> _Text to read_
March 30: Cleanup

Start from the beginning
                                    

These are his easy steps to fix a messy aux rack

Bob Mc Caroll's method

1. Use colour to mark your tracks and use the same corresponding colour to code the aux track where you are sending that track. Ex: make all your drums yellow

2. Make sure you name each track clearly For ex.: "DRUMAUX" is where you send your drums and it is also yellow.

3. Highlight all the aux tracks you want to reorganise and press the read button on each and every one of them. As you click on the read button they will create a track for each one on the main rack.

4. Turn the read button off in the editor/aux rack and go to the main track rack on your upper left. Now you can reorganise them as you would any instrument tracks. Make sure they are in the right order with all of your instrument tracks above and all the auxes below and in order.

5. Highlight all the aux tracks in the tracks area (left upper area)

6. Right click on them and create a track stack. Create a folder stack (not a summing).

> _What to do_
In the aux rack cleanup steps above, turn step 4, which begins "Turn the read button off," into a short list that keeps its main facts.

> _Supplied entries_
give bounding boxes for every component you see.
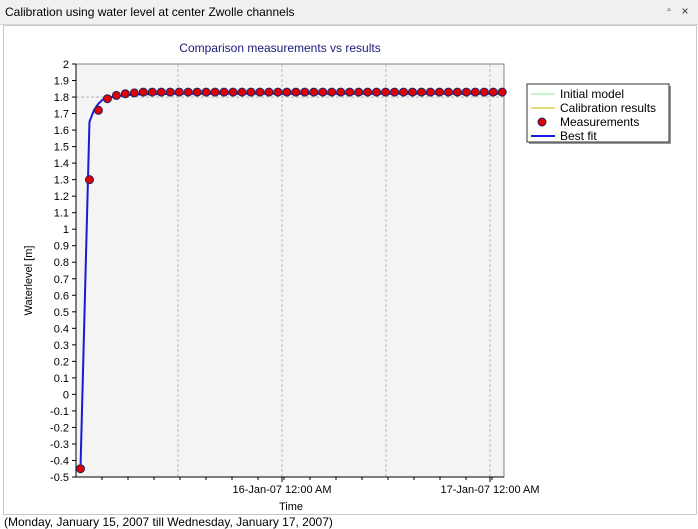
measurement-point [381,87,391,97]
measurement-point [497,87,507,97]
y-tick-label: 0.9 [54,241,69,253]
y-tick-label: 1.9 [54,76,69,88]
y-tick-label: -0.1 [50,406,69,418]
measurement-point [183,87,193,97]
measurement-point [416,87,426,97]
measurement-point [102,94,112,104]
measurement-point [434,87,444,97]
y-tick-label: 0.1 [54,373,69,385]
measurement-point [363,87,373,97]
legend-label: Measurements [560,115,639,129]
y-axis-title: Waterlevel [m] [23,246,35,316]
measurement-point [354,87,364,97]
measurement-point [479,87,489,97]
measurement-point [390,87,400,97]
chart: Comparison measurements vs results -0.5-… [23,41,671,513]
y-tick-label: 0.4 [54,323,69,335]
pin-icon[interactable]: ▫ [662,4,676,18]
measurement-point [210,87,220,97]
measurement-point [138,87,148,97]
y-tick-label: 1.7 [54,109,69,121]
measurement-point [201,87,211,97]
measurement-point [488,87,498,97]
y-tick-label: 0 [63,389,69,401]
measurement-point [237,87,247,97]
measurement-point [129,88,139,98]
measurement-point [165,87,175,97]
y-tick-label: 0.5 [54,307,69,319]
calibration-window: Calibration using water level at center … [0,0,698,529]
date-range-status: (Monday, January 15, 2007 till Wednesday… [4,515,333,529]
x-axis-title: Time [279,501,303,513]
measurement-point [345,87,355,97]
y-tick-label: 1 [63,224,69,236]
y-tick-label: 0.3 [54,340,69,352]
measurement-point [228,87,238,97]
y-tick-label: 1.6 [54,125,69,137]
measurement-point [309,87,319,97]
measurement-point [147,87,157,97]
y-tick-label: 1.5 [54,142,69,154]
measurement-point [336,87,346,97]
x-tick-label: 17-Jan-07 12:00 AM [440,484,539,496]
legend-label: Initial model [560,87,624,101]
y-tick-label: 0.7 [54,274,69,286]
y-tick-label: 1.8 [54,92,69,104]
measurement-point [255,87,265,97]
y-tick-label: 1.1 [54,208,69,220]
y-tick-label: 0.2 [54,356,69,368]
measurement-point [318,87,328,97]
measurement-point [156,87,166,97]
measurement-point [273,87,283,97]
legend-marker-measurements [537,117,547,127]
legend-label: Calibration results [560,101,656,115]
measurement-point [461,87,471,97]
measurement-point [174,87,184,97]
x-tick-label: 16-Jan-07 12:00 AM [232,484,331,496]
y-tick-label: -0.3 [50,439,69,451]
chart-panel: Comparison measurements vs results -0.5-… [3,25,697,515]
close-icon[interactable]: × [678,4,692,18]
measurement-point [425,87,435,97]
legend: Initial modelCalibration resultsMeasurem… [526,83,671,144]
measurement-point [219,87,229,97]
y-tick-label: 1.2 [54,191,69,203]
window-titlebar: Calibration using water level at center … [0,0,698,25]
measurement-point [443,87,453,97]
measurement-point [93,105,103,115]
y-tick-label: 0.6 [54,290,69,302]
chart-title: Comparison measurements vs results [179,41,380,55]
measurement-point [300,87,310,97]
measurement-point [399,87,409,97]
y-tick-label: 0.8 [54,257,69,269]
measurement-point [407,87,417,97]
y-tick-label: -0.4 [50,455,69,467]
measurement-point [452,87,462,97]
y-tick-label: 1.4 [54,158,69,170]
y-tick-label: 1.3 [54,175,69,187]
measurement-point [327,87,337,97]
measurement-point [246,87,256,97]
measurement-point [291,87,301,97]
measurement-point [470,87,480,97]
window-title: Calibration using water level at center … [5,5,295,19]
measurement-point [84,175,94,185]
y-tick-label: -0.2 [50,422,69,434]
measurement-point [192,87,202,97]
y-tick-label: 2 [63,59,69,71]
measurement-point [372,87,382,97]
legend-label: Best fit [560,129,597,143]
measurement-point [120,89,130,99]
plot-background [75,63,505,478]
plot-area: -0.5 -0.4 -0.3 -0.2 -0.1 0 0.1 0.2 0.3 0.4 0.5 0.6 0… [50,59,540,496]
y-tick-label: -0.5 [50,472,69,484]
measurement-point [282,87,292,97]
measurement-point [75,464,85,474]
measurement-point [111,90,121,100]
measurement-point [264,87,274,97]
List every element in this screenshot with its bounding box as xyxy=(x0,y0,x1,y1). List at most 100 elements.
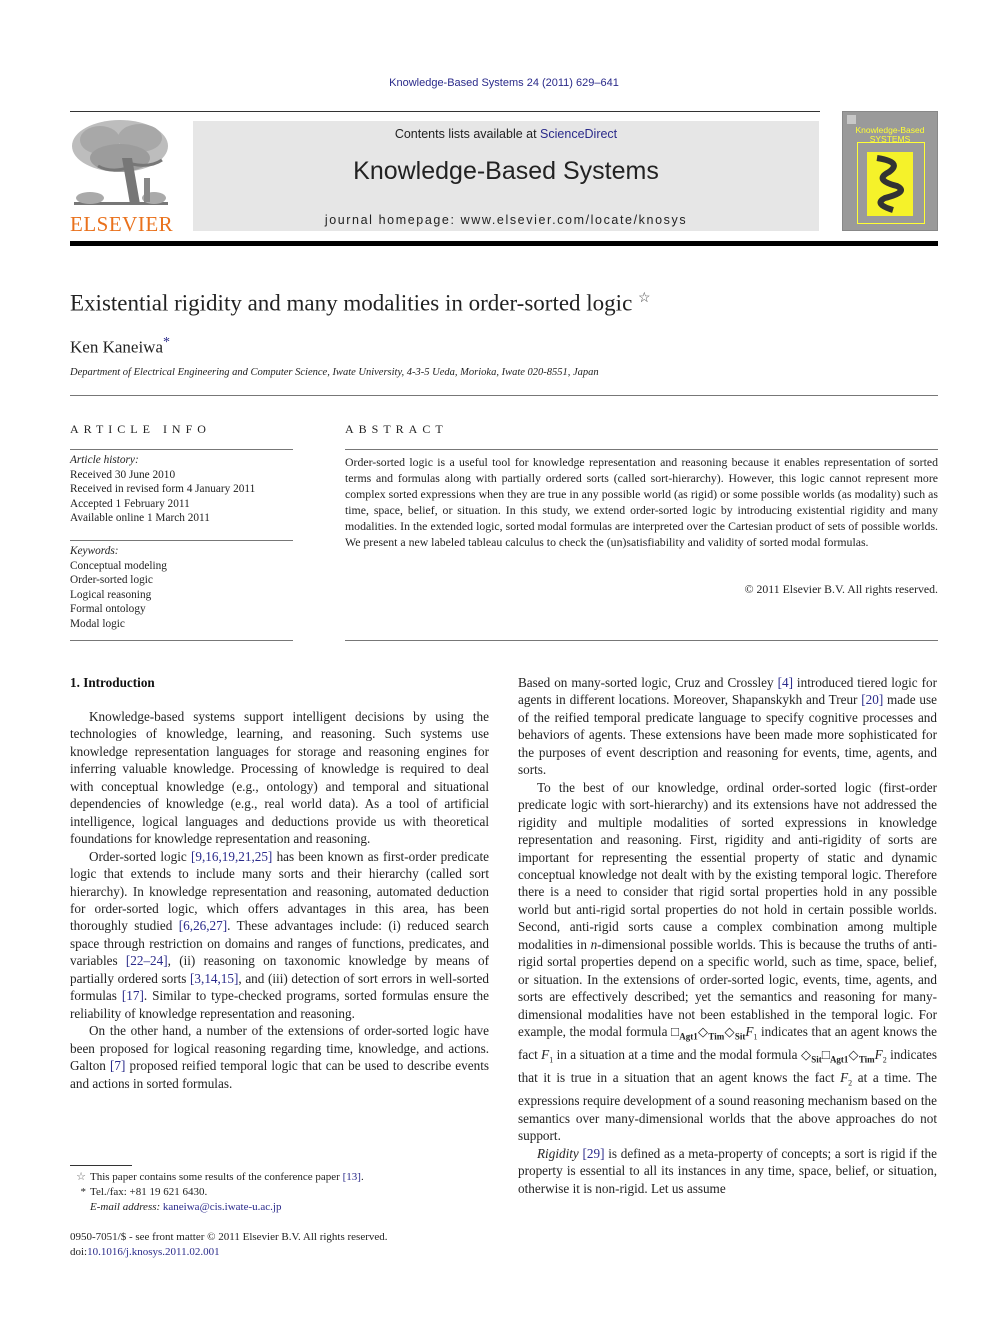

> _Exercise response_
- Switch off the read button in the editor/aux rack.
- Go to the main track rack at the upper left.
- Reorder the aux tracks as you would any instrument tracks.
- Keep all instrument tracks above and all auxes below, in order.